- [What to produce] Reproduce the entries below in full, word for word.
─── Given records ───
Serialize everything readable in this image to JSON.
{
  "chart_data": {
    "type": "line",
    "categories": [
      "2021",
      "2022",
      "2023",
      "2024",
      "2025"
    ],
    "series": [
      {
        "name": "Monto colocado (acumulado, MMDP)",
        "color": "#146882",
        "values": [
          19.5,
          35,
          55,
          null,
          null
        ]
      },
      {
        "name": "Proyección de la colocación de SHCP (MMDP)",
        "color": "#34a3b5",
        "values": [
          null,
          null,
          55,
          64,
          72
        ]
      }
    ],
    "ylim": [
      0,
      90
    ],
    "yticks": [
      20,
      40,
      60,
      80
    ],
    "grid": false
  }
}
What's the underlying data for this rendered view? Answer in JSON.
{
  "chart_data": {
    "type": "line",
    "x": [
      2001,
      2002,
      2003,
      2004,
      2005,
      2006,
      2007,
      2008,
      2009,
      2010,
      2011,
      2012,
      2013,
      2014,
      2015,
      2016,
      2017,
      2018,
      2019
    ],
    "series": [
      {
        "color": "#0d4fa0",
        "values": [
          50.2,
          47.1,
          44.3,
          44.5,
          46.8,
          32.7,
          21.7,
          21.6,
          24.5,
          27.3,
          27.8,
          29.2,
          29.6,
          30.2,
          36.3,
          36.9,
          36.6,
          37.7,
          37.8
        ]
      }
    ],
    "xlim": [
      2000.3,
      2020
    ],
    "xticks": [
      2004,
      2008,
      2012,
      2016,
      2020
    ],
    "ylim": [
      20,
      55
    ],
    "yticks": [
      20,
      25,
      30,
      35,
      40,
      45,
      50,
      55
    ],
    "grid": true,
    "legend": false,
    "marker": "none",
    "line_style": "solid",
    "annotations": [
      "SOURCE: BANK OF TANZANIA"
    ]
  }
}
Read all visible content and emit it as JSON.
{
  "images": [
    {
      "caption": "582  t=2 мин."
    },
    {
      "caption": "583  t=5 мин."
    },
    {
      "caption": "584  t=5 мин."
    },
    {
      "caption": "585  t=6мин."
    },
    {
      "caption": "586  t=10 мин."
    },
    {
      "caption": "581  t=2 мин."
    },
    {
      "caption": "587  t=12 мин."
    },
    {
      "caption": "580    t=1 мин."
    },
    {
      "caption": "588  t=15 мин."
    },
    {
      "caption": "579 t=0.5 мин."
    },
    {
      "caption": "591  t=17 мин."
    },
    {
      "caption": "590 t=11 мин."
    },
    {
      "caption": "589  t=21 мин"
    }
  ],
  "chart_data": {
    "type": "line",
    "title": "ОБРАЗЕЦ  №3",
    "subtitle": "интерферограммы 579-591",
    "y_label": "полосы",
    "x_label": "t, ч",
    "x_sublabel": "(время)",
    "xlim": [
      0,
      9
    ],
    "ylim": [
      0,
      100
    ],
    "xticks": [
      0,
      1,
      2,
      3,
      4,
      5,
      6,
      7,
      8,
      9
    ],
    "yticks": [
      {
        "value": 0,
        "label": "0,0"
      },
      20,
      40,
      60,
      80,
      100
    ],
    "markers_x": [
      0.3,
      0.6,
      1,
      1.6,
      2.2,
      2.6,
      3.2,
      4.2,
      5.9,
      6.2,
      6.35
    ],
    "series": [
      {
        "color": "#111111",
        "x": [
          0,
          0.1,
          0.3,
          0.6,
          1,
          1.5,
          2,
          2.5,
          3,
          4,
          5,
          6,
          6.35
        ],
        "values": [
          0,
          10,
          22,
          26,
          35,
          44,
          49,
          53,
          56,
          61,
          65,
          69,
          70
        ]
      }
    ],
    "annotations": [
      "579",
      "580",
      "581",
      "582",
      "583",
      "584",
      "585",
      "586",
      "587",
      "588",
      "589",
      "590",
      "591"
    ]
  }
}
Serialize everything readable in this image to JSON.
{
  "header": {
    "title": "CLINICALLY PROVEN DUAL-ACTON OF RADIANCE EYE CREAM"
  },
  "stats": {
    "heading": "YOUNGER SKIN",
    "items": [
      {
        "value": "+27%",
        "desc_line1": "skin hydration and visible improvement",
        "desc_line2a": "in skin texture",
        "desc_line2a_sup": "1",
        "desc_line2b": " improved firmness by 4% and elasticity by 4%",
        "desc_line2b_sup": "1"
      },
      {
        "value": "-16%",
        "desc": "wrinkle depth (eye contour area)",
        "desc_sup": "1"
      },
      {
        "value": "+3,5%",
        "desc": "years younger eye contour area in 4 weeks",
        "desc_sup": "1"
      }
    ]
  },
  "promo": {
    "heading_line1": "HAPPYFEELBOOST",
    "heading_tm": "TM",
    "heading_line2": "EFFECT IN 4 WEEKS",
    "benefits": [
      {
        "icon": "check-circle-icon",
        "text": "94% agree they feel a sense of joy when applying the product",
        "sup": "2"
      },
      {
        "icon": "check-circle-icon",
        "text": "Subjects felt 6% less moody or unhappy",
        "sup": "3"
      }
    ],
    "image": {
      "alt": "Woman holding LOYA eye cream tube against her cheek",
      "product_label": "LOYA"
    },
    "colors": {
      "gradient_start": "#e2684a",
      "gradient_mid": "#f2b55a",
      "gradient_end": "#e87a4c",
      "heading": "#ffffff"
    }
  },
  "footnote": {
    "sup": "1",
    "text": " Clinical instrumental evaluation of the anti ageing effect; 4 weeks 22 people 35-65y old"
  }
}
───
- [Result of this task]
Serialize everything readable in this image to JSON.
{
  "chart_data": {
    "type": "line",
    "categories": [
      "2021",
      "2022",
      "2023",
      "2024",
      "2025"
    ],
    "series": [
      {
        "name": "Monto colocado (acumulado, MMDP)",
        "color": "#146882",
        "values": [
          19.5,
          35,
          55,
          null,
          null
        ]
      },
      {
        "name": "Proyección de la colocación de SHCP (MMDP)",
        "color": "#34a3b5",
        "values": [
          null,
          null,
          55,
          64,
          72
        ]
      }
    ],
    "ylim": [
      0,
      90
    ],
    "yticks": [
      20,
      40,
      60,
      80
    ],
    "grid": false
  }
}
What's the underlying data for this rendered view? Answer in JSON.
{
  "chart_data": {
    "type": "line",
    "x": [
      2001,
      2002,
      2003,
      2004,
      2005,
      2006,
      2007,
      2008,
      2009,
      2010,
      2011,
      2012,
      2013,
      2014,
      2015,
      2016,
      2017,
      2018,
      2019
    ],
    "series": [
      {
        "color": "#0d4fa0",
        "values": [
          50.2,
          47.1,
          44.3,
          44.5,
          46.8,
          32.7,
          21.7,
          21.6,
          24.5,
          27.3,
          27.8,
          29.2,
          29.6,
          30.2,
          36.3,
          36.9,
          36.6,
          37.7,
          37.8
        ]
      }
    ],
    "xlim": [
      2000.3,
      2020
    ],
    "xticks": [
      2004,
      2008,
      2012,
      2016,
      2020
    ],
    "ylim": [
      20,
      55
    ],
    "yticks": [
      20,
      25,
      30,
      35,
      40,
      45,
      50,
      55
    ],
    "grid": true,
    "legend": false,
    "marker": "none",
    "line_style": "solid",
    "annotations": [
      "SOURCE: BANK OF TANZANIA"
    ]
  }
}
Read all visible content and emit it as JSON.
{
  "images": [
    {
      "caption": "582  t=2 мин."
    },
    {
      "caption": "583  t=5 мин."
    },
    {
      "caption": "584  t=5 мин."
    },
    {
      "caption": "585  t=6мин."
    },
    {
      "caption": "586  t=10 мин."
    },
    {
      "caption": "581  t=2 мин."
    },
    {
      "caption": "587  t=12 мин."
    },
    {
      "caption": "580    t=1 мин."
    },
    {
      "caption": "588  t=15 мин."
    },
    {
      "caption": "579 t=0.5 мин."
    },
    {
      "caption": "591  t=17 мин."
    },
    {
      "caption": "590 t=11 мин."
    },
    {
      "caption": "589  t=21 мин"
    }
  ],
  "chart_data": {
    "type": "line",
    "title": "ОБРАЗЕЦ  №3",
    "subtitle": "интерферограммы 579-591",
    "y_label": "полосы",
    "x_label": "t, ч",
    "x_sublabel": "(время)",
    "xlim": [
      0,
      9
    ],
    "ylim": [
      0,
      100
    ],
    "xticks": [
      0,
      1,
      2,
      3,
      4,
      5,
      6,
      7,
      8,
      9
    ],
    "yticks": [
      {
        "value": 0,
        "label": "0,0"
      },
      20,
      40,
      60,
      80,
      100
    ],
    "markers_x": [
      0.3,
      0.6,
      1,
      1.6,
      2.2,
      2.6,
      3.2,
      4.2,
      5.9,
      6.2,
      6.35
    ],
    "series": [
      {
        "color": "#111111",
        "x": [
          0,
          0.1,
          0.3,
          0.6,
          1,
          1.5,
          2,
          2.5,
          3,
          4,
          5,
          6,
          6.35
        ],
        "values": [
          0,
          10,
          22,
          26,
          35,
          44,
          49,
          53,
          56,
          61,
          65,
          69,
          70
        ]
      }
    ],
    "annotations": [
      "579",
      "580",
      "581",
      "582",
      "583",
      "584",
      "585",
      "586",
      "587",
      "588",
      "589",
      "590",
      "591"
    ]
  }
}
Serialize everything readable in this image to JSON.
{
  "header": {
    "title": "CLINICALLY PROVEN DUAL-ACTON OF RADIANCE EYE CREAM"
  },
  "stats": {
    "heading": "YOUNGER SKIN",
    "items": [
      {
        "value": "+27%",
        "desc_line1": "skin hydration and visible improvement",
        "desc_line2a": "in skin texture",
        "desc_line2a_sup": "1",
        "desc_line2b": " improved firmness by 4% and elasticity by 4%",
        "desc_line2b_sup": "1"
      },
      {
        "value": "-16%",
        "desc": "wrinkle depth (eye contour area)",
        "desc_sup": "1"
      },
      {
        "value": "+3,5%",
        "desc": "years younger eye contour area in 4 weeks",
        "desc_sup": "1"
      }
    ]
  },
  "promo": {
    "heading_line1": "HAPPYFEELBOOST",
    "heading_tm": "TM",
    "heading_line2": "EFFECT IN 4 WEEKS",
    "benefits": [
      {
        "icon": "check-circle-icon",
        "text": "94% agree they feel a sense of joy when applying the product",
        "sup": "2"
      },
      {
        "icon": "check-circle-icon",
        "text": "Subjects felt 6% less moody or unhappy",
        "sup": "3"
      }
    ],
    "image": {
      "alt": "Woman holding LOYA eye cream tube against her cheek",
      "product_label": "LOYA"
    },
    "colors": {
      "gradient_start": "#e2684a",
      "gradient_mid": "#f2b55a",
      "gradient_end": "#e87a4c",
      "heading": "#ffffff"
    }
  },
  "footnote": {
    "sup": "1",
    "text": " Clinical instrumental evaluation of the anti ageing effect; 4 weeks 22 people 35-65y old"
  }
}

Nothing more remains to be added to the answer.